EXERCISE DETAILS> Give only the number of lines below that contain the word "packing".

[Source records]
--- start ---

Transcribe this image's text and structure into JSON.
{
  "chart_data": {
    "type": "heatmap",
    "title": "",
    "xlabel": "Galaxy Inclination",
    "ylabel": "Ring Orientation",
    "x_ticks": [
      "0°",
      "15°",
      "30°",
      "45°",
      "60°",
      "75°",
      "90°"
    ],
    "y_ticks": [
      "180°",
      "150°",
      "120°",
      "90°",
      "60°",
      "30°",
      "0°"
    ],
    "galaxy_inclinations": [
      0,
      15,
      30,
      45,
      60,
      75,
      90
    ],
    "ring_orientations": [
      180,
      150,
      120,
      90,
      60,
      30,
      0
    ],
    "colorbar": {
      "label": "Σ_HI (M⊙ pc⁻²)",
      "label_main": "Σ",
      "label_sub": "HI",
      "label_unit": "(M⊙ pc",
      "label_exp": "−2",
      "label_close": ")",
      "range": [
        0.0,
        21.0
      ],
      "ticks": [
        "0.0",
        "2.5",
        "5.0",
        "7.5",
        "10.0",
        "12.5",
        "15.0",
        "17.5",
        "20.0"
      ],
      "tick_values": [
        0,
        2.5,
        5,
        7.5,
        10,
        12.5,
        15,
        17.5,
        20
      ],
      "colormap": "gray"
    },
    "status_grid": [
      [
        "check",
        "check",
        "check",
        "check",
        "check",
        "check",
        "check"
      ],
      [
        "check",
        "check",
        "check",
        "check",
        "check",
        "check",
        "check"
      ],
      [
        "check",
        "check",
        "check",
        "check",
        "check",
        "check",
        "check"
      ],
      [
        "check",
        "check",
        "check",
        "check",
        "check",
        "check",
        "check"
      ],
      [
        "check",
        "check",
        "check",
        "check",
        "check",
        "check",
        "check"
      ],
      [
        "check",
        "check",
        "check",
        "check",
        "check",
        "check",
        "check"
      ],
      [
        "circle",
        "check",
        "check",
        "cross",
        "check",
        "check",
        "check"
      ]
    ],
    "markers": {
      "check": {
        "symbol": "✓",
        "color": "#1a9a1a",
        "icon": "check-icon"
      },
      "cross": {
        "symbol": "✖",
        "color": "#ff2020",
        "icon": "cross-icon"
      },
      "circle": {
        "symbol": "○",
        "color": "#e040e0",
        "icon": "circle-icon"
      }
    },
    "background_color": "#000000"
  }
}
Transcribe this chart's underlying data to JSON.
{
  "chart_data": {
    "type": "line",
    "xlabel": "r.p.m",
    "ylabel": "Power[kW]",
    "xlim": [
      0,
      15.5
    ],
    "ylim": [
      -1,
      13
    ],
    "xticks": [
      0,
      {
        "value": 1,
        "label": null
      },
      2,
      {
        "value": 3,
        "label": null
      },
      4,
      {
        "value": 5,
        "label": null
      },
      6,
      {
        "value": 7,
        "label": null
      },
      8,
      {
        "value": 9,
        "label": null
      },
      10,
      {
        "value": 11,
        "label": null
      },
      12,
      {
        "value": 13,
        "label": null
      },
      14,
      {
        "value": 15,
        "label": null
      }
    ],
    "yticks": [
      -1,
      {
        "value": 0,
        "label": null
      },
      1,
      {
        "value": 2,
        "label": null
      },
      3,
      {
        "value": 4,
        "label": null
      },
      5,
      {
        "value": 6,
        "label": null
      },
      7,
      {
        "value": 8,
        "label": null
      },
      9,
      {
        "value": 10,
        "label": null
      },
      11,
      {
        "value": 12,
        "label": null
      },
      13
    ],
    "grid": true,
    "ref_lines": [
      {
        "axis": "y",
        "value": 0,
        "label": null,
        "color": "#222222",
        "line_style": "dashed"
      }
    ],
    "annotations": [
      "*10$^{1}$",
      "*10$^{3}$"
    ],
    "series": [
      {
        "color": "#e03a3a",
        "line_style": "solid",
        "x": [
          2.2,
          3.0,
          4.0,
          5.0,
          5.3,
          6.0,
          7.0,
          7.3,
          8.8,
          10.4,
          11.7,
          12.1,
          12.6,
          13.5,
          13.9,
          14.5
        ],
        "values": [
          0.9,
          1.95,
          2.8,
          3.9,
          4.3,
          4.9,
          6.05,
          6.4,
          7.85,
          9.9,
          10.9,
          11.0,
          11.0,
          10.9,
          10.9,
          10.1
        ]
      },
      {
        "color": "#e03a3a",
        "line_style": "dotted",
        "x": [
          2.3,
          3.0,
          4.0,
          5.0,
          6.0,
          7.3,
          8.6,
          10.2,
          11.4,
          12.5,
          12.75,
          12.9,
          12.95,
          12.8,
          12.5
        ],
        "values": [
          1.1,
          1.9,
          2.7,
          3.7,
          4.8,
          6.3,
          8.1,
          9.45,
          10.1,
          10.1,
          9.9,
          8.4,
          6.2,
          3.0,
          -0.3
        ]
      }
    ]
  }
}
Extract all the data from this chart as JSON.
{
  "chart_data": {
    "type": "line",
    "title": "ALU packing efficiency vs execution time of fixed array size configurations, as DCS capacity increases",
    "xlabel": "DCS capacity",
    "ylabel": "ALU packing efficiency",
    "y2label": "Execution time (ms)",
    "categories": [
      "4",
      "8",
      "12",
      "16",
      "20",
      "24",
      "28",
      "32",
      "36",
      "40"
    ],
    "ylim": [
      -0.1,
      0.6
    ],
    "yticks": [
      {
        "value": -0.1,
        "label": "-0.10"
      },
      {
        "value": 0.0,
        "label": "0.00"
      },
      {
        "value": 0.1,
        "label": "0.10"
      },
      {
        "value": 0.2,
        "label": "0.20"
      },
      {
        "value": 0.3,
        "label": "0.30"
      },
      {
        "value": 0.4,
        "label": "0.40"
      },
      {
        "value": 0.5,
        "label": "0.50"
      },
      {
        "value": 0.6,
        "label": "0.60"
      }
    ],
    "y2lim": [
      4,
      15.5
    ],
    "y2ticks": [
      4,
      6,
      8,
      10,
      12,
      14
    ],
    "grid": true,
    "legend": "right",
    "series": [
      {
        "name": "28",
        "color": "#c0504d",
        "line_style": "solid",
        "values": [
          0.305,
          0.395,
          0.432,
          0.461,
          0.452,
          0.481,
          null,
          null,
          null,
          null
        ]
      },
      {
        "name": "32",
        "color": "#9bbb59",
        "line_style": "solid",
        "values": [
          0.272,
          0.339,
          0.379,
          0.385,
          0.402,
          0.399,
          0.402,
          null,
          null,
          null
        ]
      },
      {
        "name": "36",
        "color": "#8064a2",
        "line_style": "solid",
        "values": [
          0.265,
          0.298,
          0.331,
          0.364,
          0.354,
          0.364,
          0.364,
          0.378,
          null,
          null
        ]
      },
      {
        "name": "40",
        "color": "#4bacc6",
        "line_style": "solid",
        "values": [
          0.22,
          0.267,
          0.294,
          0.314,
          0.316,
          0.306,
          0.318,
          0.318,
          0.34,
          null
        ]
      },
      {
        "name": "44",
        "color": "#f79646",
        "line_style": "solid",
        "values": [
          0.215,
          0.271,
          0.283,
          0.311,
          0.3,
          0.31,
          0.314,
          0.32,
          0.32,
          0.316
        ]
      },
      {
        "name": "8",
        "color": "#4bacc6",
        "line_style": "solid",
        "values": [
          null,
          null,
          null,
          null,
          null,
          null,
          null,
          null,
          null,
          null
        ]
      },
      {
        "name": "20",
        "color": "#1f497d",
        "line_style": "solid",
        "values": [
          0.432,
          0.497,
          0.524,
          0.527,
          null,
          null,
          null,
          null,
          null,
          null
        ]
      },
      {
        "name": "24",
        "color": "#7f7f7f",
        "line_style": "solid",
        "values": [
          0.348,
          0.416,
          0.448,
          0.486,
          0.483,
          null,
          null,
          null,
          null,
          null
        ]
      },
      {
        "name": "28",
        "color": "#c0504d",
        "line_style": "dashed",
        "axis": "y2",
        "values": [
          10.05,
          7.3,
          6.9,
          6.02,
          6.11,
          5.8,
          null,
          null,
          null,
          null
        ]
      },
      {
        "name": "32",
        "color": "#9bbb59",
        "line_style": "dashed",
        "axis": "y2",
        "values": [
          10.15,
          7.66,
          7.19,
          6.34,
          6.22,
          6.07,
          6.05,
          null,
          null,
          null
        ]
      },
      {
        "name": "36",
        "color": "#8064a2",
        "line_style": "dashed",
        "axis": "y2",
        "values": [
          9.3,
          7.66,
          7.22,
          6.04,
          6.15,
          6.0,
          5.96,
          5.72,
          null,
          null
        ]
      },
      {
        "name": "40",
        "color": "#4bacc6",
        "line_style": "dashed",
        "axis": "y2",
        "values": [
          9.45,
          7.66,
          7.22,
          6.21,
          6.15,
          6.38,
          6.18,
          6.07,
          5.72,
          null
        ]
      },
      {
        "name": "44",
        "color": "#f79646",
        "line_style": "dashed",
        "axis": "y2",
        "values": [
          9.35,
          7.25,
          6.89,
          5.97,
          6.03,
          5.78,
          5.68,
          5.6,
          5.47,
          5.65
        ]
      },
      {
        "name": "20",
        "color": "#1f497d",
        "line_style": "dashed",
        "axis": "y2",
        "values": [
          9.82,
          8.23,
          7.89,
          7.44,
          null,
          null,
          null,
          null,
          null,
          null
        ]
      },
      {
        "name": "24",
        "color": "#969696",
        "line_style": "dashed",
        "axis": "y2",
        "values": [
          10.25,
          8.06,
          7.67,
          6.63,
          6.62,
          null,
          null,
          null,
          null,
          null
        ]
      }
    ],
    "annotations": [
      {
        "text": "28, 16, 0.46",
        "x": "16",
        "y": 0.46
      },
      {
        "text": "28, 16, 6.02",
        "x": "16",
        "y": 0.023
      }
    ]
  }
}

--- end ---

SOLVED EXERCISE> 2